Take down each entry exactly as written.
··· Source records ···
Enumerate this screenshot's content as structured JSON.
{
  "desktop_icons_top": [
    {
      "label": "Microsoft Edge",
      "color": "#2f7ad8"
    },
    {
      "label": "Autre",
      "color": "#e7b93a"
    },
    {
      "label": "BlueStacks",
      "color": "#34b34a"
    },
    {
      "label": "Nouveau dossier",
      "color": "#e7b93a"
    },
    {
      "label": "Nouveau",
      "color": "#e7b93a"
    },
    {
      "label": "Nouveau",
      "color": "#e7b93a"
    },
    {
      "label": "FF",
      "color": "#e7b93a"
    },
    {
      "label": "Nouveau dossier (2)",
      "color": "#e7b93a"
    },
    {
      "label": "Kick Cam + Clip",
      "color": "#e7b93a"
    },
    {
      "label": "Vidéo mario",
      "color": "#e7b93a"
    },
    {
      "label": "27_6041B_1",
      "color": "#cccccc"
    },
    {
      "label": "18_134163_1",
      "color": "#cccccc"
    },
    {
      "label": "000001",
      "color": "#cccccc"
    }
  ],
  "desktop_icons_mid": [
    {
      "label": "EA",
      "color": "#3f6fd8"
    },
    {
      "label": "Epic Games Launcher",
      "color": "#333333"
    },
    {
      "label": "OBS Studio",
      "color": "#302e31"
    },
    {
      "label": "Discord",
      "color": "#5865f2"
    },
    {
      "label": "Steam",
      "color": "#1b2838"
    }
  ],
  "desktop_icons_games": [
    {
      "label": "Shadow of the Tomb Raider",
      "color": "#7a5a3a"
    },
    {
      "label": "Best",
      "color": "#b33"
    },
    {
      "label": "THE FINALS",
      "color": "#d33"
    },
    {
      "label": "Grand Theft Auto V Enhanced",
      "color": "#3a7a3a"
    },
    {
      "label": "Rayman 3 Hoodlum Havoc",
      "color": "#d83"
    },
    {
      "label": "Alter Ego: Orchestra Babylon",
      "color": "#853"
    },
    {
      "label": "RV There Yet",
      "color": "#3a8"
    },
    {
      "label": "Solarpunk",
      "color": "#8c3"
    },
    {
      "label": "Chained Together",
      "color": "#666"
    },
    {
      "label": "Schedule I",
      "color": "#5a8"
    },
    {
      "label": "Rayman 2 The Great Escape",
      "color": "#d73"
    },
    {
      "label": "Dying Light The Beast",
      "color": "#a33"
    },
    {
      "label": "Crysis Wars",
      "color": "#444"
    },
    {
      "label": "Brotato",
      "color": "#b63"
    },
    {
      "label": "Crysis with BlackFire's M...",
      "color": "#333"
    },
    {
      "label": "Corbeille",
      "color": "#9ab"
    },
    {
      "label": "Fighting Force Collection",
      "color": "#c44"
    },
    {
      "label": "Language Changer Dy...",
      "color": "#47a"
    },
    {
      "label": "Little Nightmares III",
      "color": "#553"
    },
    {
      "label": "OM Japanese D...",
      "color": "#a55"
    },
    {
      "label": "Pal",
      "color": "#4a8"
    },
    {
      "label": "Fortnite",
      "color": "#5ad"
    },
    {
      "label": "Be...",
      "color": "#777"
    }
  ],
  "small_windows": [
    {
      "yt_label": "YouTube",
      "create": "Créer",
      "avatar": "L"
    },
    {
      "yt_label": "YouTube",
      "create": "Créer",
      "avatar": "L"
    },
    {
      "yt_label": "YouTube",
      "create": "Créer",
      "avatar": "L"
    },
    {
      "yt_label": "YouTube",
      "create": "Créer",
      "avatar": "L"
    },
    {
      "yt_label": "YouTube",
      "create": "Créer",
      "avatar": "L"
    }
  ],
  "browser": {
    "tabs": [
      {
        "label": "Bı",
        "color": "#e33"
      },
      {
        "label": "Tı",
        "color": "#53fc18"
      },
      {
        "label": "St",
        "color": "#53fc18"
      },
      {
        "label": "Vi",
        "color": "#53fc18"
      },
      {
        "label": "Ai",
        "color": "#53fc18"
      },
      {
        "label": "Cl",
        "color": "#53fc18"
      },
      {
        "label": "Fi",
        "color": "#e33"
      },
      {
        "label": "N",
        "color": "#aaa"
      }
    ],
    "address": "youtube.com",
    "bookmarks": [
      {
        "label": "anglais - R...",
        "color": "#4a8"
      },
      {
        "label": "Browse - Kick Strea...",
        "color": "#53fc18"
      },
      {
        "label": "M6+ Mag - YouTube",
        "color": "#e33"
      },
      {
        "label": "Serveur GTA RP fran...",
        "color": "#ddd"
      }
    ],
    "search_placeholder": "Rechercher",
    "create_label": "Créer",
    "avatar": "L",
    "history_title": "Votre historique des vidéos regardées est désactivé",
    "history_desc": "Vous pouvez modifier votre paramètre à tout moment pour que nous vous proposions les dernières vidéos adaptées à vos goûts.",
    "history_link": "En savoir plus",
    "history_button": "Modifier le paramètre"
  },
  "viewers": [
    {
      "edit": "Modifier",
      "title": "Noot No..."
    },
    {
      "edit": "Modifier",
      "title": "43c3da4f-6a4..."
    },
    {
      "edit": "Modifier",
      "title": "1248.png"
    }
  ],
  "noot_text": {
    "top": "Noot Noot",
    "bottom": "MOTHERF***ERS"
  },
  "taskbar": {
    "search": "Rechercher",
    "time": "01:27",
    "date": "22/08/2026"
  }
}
···
Exercise solution:
Enumerate this screenshot's content as structured JSON.
{
  "desktop_icons_top": [
    {
      "label": "Microsoft Edge",
      "color": "#2f7ad8"
    },
    {
      "label": "Autre",
      "color": "#e7b93a"
    },
    {
      "label": "BlueStacks",
      "color": "#34b34a"
    },
    {
      "label": "Nouveau dossier",
      "color": "#e7b93a"
    },
    {
      "label": "Nouveau",
      "color": "#e7b93a"
    },
    {
      "label": "Nouveau",
      "color": "#e7b93a"
    },
    {
      "label": "FF",
      "color": "#e7b93a"
    },
    {
      "label": "Nouveau dossier (2)",
      "color": "#e7b93a"
    },
    {
      "label": "Kick Cam + Clip",
      "color": "#e7b93a"
    },
    {
      "label": "Vidéo mario",
      "color": "#e7b93a"
    },
    {
      "label": "27_6041B_1",
      "color": "#cccccc"
    },
    {
      "label": "18_134163_1",
      "color": "#cccccc"
    },
    {
      "label": "000001",
      "color": "#cccccc"
    }
  ],
  "desktop_icons_mid": [
    {
      "label": "EA",
      "color": "#3f6fd8"
    },
    {
      "label": "Epic Games Launcher",
      "color": "#333333"
    },
    {
      "label": "OBS Studio",
      "color": "#302e31"
    },
    {
      "label": "Discord",
      "color": "#5865f2"
    },
    {
      "label": "Steam",
      "color": "#1b2838"
    }
  ],
  "desktop_icons_games": [
    {
      "label": "Shadow of the Tomb Raider",
      "color": "#7a5a3a"
    },
    {
      "label": "Best",
      "color": "#b33"
    },
    {
      "label": "THE FINALS",
      "color": "#d33"
    },
    {
      "label": "Grand Theft Auto V Enhanced",
      "color": "#3a7a3a"
    },
    {
      "label": "Rayman 3 Hoodlum Havoc",
      "color": "#d83"
    },
    {
      "label": "Alter Ego: Orchestra Babylon",
      "color": "#853"
    },
    {
      "label": "RV There Yet",
      "color": "#3a8"
    },
    {
      "label": "Solarpunk",
      "color": "#8c3"
    },
    {
      "label": "Chained Together",
      "color": "#666"
    },
    {
      "label": "Schedule I",
      "color": "#5a8"
    },
    {
      "label": "Rayman 2 The Great Escape",
      "color": "#d73"
    },
    {
      "label": "Dying Light The Beast",
      "color": "#a33"
    },
    {
      "label": "Crysis Wars",
      "color": "#444"
    },
    {
      "label": "Brotato",
      "color": "#b63"
    },
    {
      "label": "Crysis with BlackFire's M...",
      "color": "#333"
    },
    {
      "label": "Corbeille",
      "color": "#9ab"
    },
    {
      "label": "Fighting Force Collection",
      "color": "#c44"
    },
    {
      "label": "Language Changer Dy...",
      "color": "#47a"
    },
    {
      "label": "Little Nightmares III",
      "color": "#553"
    },
    {
      "label": "OM Japanese D...",
      "color": "#a55"
    },
    {
      "label": "Pal",
      "color": "#4a8"
    },
    {
      "label": "Fortnite",
      "color": "#5ad"
    },
    {
      "label": "Be...",
      "color": "#777"
    }
  ],
  "small_windows": [
    {
      "yt_label": "YouTube",
      "create": "Créer",
      "avatar": "L"
    },
    {
      "yt_label": "YouTube",
      "create": "Créer",
      "avatar": "L"
    },
    {
      "yt_label": "YouTube",
      "create": "Créer",
      "avatar": "L"
    },
    {
      "yt_label": "YouTube",
      "create": "Créer",
      "avatar": "L"
    },
    {
      "yt_label": "YouTube",
      "create": "Créer",
      "avatar": "L"
    }
  ],
  "browser": {
    "tabs": [
      {
        "label": "Bı",
        "color": "#e33"
      },
      {
        "label": "Tı",
        "color": "#53fc18"
      },
      {
        "label": "St",
        "color": "#53fc18"
      },
      {
        "label": "Vi",
        "color": "#53fc18"
      },
      {
        "label": "Ai",
        "color": "#53fc18"
      },
      {
        "label": "Cl",
        "color": "#53fc18"
      },
      {
        "label": "Fi",
        "color": "#e33"
      },
      {
        "label": "N",
        "color": "#aaa"
      }
    ],
    "address": "youtube.com",
    "bookmarks": [
      {
        "label": "anglais - R...",
        "color": "#4a8"
      },
      {
        "label": "Browse - Kick Strea...",
        "color": "#53fc18"
      },
      {
        "label": "M6+ Mag - YouTube",
        "color": "#e33"
      },
      {
        "label": "Serveur GTA RP fran...",
        "color": "#ddd"
      }
    ],
    "search_placeholder": "Rechercher",
    "create_label": "Créer",
    "avatar": "L",
    "history_title": "Votre historique des vidéos regardées est désactivé",
    "history_desc": "Vous pouvez modifier votre paramètre à tout moment pour que nous vous proposions les dernières vidéos adaptées à vos goûts.",
    "history_link": "En savoir plus",
    "history_button": "Modifier le paramètre"
  },
  "viewers": [
    {
      "edit": "Modifier",
      "title": "Noot No..."
    },
    {
      "edit": "Modifier",
      "title": "43c3da4f-6a4..."
    },
    {
      "edit": "Modifier",
      "title": "1248.png"
    }
  ],
  "noot_text": {
    "top": "Noot Noot",
    "bottom": "MOTHERF***ERS"
  },
  "taskbar": {
    "search": "Rechercher",
    "time": "01:27",
    "date": "22/08/2026"
  }
}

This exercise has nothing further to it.